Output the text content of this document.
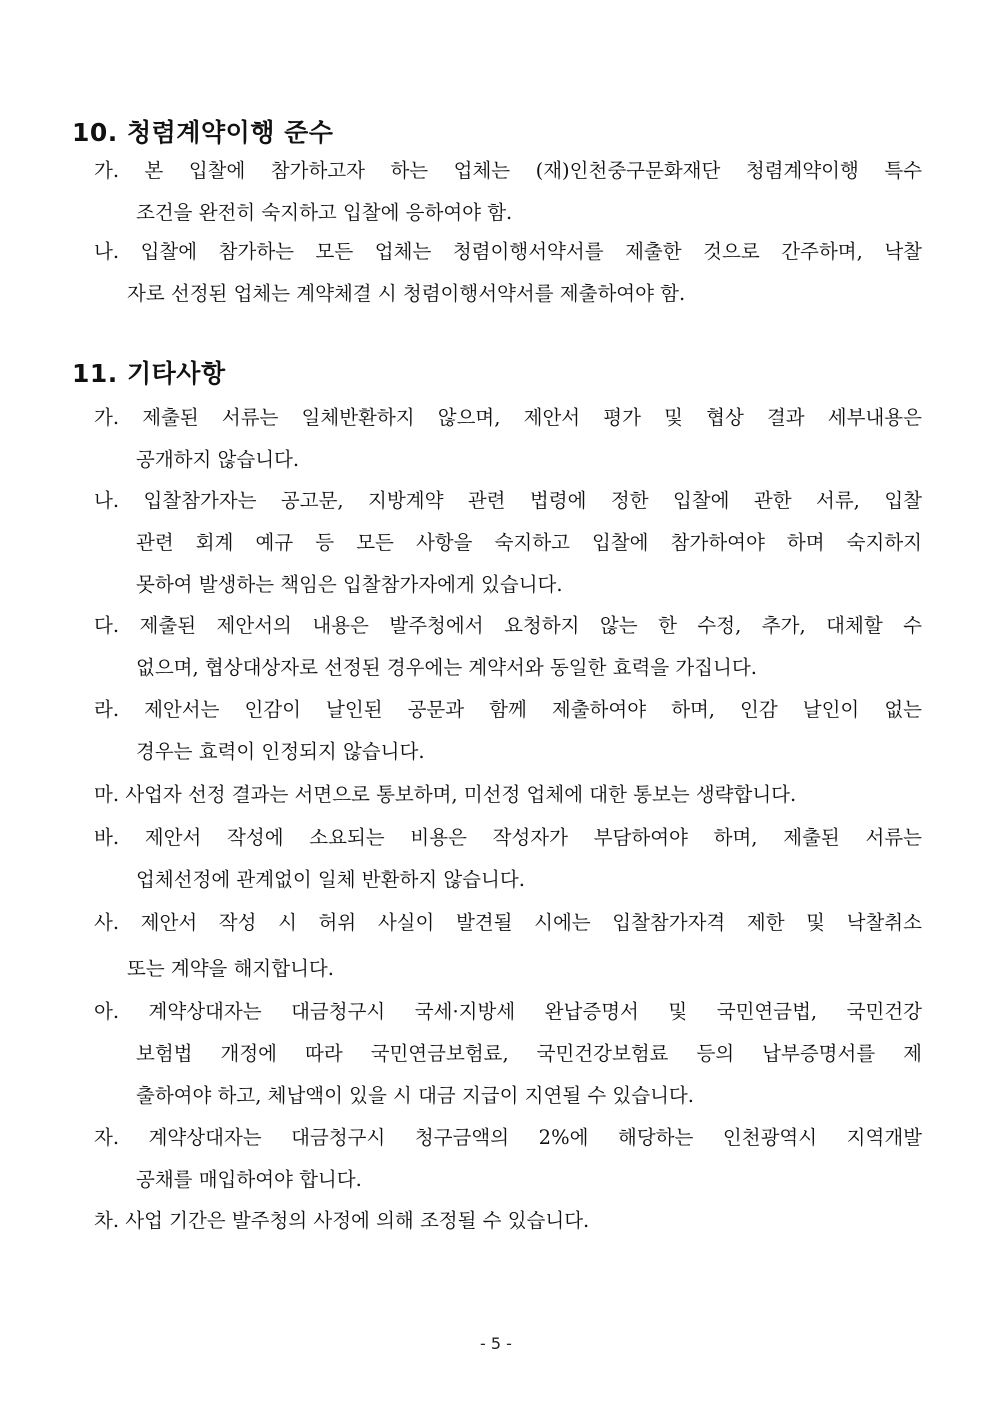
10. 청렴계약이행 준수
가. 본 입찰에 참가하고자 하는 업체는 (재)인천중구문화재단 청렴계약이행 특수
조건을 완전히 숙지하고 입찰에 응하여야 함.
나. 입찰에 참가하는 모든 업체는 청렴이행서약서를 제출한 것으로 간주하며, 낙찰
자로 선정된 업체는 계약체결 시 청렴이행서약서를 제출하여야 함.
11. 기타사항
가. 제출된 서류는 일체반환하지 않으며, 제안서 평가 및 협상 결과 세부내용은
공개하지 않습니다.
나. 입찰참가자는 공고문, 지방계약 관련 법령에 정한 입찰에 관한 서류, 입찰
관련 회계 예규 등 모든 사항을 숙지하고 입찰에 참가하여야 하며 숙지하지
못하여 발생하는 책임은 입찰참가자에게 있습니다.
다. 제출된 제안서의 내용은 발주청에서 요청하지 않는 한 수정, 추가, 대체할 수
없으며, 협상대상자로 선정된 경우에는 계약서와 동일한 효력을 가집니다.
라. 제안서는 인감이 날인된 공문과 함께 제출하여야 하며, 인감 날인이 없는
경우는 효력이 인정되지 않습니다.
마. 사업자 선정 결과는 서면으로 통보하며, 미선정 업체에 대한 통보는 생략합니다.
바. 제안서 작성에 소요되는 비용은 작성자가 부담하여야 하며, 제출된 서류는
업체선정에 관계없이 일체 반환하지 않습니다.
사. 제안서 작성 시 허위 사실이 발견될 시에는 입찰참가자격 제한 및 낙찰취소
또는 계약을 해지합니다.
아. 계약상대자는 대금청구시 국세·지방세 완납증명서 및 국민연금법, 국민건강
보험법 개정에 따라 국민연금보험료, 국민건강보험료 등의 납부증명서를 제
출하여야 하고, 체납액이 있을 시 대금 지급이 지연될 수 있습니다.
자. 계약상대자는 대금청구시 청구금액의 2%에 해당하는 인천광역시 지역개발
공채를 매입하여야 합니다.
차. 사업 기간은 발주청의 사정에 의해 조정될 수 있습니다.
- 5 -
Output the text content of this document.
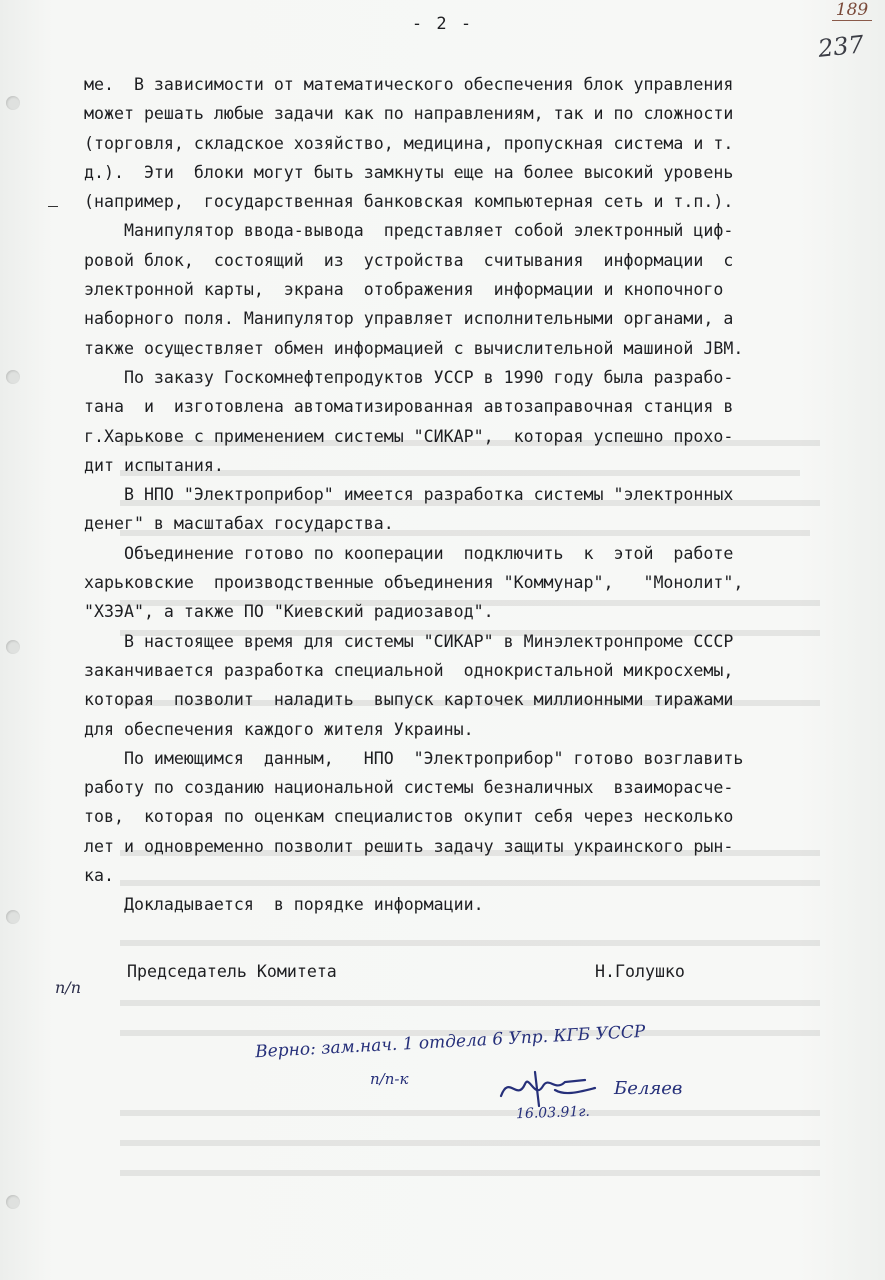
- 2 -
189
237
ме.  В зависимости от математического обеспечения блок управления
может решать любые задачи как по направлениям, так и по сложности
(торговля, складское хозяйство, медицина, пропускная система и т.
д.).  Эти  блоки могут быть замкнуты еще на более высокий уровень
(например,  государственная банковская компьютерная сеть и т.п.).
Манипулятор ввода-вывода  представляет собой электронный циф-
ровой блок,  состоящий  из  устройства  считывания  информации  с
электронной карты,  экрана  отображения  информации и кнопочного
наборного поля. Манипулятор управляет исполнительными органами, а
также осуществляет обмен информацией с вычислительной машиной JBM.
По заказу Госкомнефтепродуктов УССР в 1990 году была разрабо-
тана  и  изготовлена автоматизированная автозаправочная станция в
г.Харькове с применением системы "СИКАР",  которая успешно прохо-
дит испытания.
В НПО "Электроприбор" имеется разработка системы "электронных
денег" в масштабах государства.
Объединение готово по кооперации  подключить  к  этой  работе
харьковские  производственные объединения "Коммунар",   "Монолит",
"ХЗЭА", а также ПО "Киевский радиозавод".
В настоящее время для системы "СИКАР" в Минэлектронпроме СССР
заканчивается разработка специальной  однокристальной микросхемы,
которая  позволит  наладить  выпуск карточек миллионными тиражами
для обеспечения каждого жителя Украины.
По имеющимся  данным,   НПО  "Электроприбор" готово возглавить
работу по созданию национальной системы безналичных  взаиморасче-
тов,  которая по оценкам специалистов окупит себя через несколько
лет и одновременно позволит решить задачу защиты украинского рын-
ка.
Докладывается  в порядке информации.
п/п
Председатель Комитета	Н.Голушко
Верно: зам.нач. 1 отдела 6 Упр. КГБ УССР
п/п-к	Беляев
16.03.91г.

_ _ _ _ _ _ _

Return every line containing "대금청구시".

PROBLEM SOLUTION →
아. 계약상대자는 대금청구시 국세·지방세 완납증명서 및 국민연금법, 국민건강
자. 계약상대자는 대금청구시 청구금액의 2%에 해당하는 인천광역시 지역개발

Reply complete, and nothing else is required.